* Records from a data collection *
----

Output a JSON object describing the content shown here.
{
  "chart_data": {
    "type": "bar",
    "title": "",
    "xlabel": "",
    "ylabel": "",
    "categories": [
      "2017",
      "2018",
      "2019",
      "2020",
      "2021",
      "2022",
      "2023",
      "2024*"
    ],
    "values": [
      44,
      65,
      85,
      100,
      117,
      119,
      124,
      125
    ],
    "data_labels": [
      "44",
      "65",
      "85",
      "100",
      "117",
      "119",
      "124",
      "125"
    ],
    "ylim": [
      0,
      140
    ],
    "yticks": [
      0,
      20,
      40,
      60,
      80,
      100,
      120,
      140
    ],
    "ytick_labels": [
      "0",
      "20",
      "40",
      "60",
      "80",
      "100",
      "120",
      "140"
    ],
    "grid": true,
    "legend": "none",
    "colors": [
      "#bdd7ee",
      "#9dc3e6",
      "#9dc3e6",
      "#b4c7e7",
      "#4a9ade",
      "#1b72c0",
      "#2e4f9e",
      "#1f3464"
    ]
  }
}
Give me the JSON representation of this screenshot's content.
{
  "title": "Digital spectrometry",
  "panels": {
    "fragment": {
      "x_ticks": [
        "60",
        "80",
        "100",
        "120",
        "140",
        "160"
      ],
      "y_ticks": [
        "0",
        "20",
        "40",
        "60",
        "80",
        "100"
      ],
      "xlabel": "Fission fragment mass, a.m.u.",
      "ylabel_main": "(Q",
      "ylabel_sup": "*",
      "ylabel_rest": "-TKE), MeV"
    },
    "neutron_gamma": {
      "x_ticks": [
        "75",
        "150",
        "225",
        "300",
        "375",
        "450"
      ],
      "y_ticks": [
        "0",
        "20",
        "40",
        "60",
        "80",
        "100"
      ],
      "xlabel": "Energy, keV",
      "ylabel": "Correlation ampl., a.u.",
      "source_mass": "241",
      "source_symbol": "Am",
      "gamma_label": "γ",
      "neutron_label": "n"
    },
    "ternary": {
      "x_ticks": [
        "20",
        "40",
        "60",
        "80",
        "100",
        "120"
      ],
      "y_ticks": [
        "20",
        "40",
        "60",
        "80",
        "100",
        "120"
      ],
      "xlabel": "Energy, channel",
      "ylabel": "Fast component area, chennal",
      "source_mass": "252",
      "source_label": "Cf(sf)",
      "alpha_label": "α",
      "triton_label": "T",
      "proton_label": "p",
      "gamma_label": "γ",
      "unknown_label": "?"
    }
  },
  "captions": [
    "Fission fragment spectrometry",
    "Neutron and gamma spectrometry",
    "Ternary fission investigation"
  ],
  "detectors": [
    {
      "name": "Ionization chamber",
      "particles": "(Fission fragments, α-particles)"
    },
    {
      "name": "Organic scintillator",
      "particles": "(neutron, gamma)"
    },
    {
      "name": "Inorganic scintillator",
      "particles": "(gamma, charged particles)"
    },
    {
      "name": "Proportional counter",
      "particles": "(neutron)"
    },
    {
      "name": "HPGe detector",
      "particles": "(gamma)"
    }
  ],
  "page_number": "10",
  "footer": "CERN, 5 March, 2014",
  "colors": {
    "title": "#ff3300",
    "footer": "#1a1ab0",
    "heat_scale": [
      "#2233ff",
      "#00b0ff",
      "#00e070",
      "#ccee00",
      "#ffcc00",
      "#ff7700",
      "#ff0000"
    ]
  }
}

----

Can you reproduce all the material exactly?

* Result below *
Output a JSON object describing the content shown here.
{
  "chart_data": {
    "type": "bar",
    "title": "",
    "xlabel": "",
    "ylabel": "",
    "categories": [
      "2017",
      "2018",
      "2019",
      "2020",
      "2021",
      "2022",
      "2023",
      "2024*"
    ],
    "values": [
      44,
      65,
      85,
      100,
      117,
      119,
      124,
      125
    ],
    "data_labels": [
      "44",
      "65",
      "85",
      "100",
      "117",
      "119",
      "124",
      "125"
    ],
    "ylim": [
      0,
      140
    ],
    "yticks": [
      0,
      20,
      40,
      60,
      80,
      100,
      120,
      140
    ],
    "ytick_labels": [
      "0",
      "20",
      "40",
      "60",
      "80",
      "100",
      "120",
      "140"
    ],
    "grid": true,
    "legend": "none",
    "colors": [
      "#bdd7ee",
      "#9dc3e6",
      "#9dc3e6",
      "#b4c7e7",
      "#4a9ade",
      "#1b72c0",
      "#2e4f9e",
      "#1f3464"
    ]
  }
}
Give me the JSON representation of this screenshot's content.
{
  "title": "Digital spectrometry",
  "panels": {
    "fragment": {
      "x_ticks": [
        "60",
        "80",
        "100",
        "120",
        "140",
        "160"
      ],
      "y_ticks": [
        "0",
        "20",
        "40",
        "60",
        "80",
        "100"
      ],
      "xlabel": "Fission fragment mass, a.m.u.",
      "ylabel_main": "(Q",
      "ylabel_sup": "*",
      "ylabel_rest": "-TKE), MeV"
    },
    "neutron_gamma": {
      "x_ticks": [
        "75",
        "150",
        "225",
        "300",
        "375",
        "450"
      ],
      "y_ticks": [
        "0",
        "20",
        "40",
        "60",
        "80",
        "100"
      ],
      "xlabel": "Energy, keV",
      "ylabel": "Correlation ampl., a.u.",
      "source_mass": "241",
      "source_symbol": "Am",
      "gamma_label": "γ",
      "neutron_label": "n"
    },
    "ternary": {
      "x_ticks": [
        "20",
        "40",
        "60",
        "80",
        "100",
        "120"
      ],
      "y_ticks": [
        "20",
        "40",
        "60",
        "80",
        "100",
        "120"
      ],
      "xlabel": "Energy, channel",
      "ylabel": "Fast component area, chennal",
      "source_mass": "252",
      "source_label": "Cf(sf)",
      "alpha_label": "α",
      "triton_label": "T",
      "proton_label": "p",
      "gamma_label": "γ",
      "unknown_label": "?"
    }
  },
  "captions": [
    "Fission fragment spectrometry",
    "Neutron and gamma spectrometry",
    "Ternary fission investigation"
  ],
  "detectors": [
    {
      "name": "Ionization chamber",
      "particles": "(Fission fragments, α-particles)"
    },
    {
      "name": "Organic scintillator",
      "particles": "(neutron, gamma)"
    },
    {
      "name": "Inorganic scintillator",
      "particles": "(gamma, charged particles)"
    },
    {
      "name": "Proportional counter",
      "particles": "(neutron)"
    },
    {
      "name": "HPGe detector",
      "particles": "(gamma)"
    }
  ],
  "page_number": "10",
  "footer": "CERN, 5 March, 2014",
  "colors": {
    "title": "#ff3300",
    "footer": "#1a1ab0",
    "heat_scale": [
      "#2233ff",
      "#00b0ff",
      "#00e070",
      "#ccee00",
      "#ffcc00",
      "#ff7700",
      "#ff0000"
    ]
  }
}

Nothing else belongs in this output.